Which lines in the records below contain the word "Automation"? Copy each of them.
== DATASET CONTENT ==
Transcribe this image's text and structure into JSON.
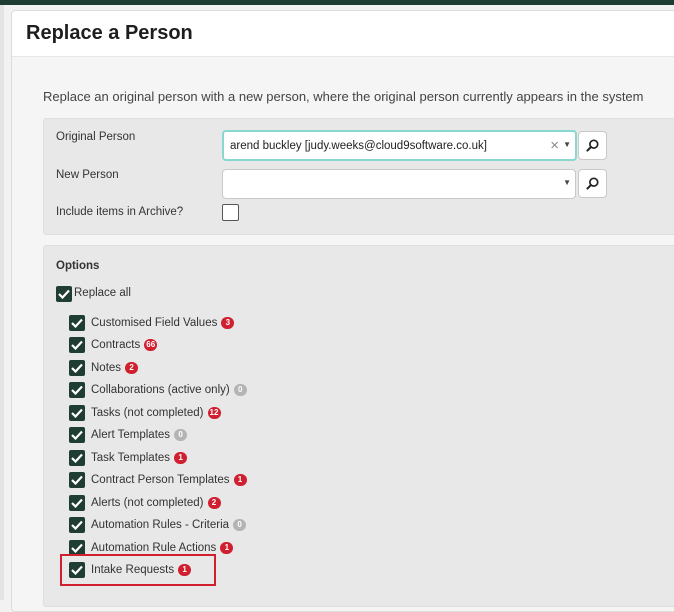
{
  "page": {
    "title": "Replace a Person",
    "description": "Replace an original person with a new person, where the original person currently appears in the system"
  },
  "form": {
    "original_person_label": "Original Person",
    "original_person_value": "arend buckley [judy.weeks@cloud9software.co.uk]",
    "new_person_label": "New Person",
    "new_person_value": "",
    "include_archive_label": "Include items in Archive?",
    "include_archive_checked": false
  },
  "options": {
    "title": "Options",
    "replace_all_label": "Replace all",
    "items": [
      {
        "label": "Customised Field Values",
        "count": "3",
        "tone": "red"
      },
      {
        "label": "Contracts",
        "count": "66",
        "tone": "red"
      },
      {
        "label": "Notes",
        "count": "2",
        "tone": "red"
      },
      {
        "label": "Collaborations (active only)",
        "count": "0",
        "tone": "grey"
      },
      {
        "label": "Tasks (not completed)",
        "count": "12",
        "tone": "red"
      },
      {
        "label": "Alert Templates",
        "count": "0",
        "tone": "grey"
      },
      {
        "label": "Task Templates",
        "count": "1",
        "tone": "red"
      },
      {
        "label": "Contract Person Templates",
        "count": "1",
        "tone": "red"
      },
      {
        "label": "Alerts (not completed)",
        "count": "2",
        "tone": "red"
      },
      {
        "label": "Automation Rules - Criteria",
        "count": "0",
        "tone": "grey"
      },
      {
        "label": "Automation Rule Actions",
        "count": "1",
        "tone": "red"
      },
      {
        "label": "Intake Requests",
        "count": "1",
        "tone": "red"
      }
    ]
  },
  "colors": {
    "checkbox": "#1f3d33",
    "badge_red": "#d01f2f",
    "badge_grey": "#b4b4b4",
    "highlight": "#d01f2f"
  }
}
===
EXERCISE OUTPUT
        "label": "Automation Rules - Criteria",
        "label": "Automation Rule Actions",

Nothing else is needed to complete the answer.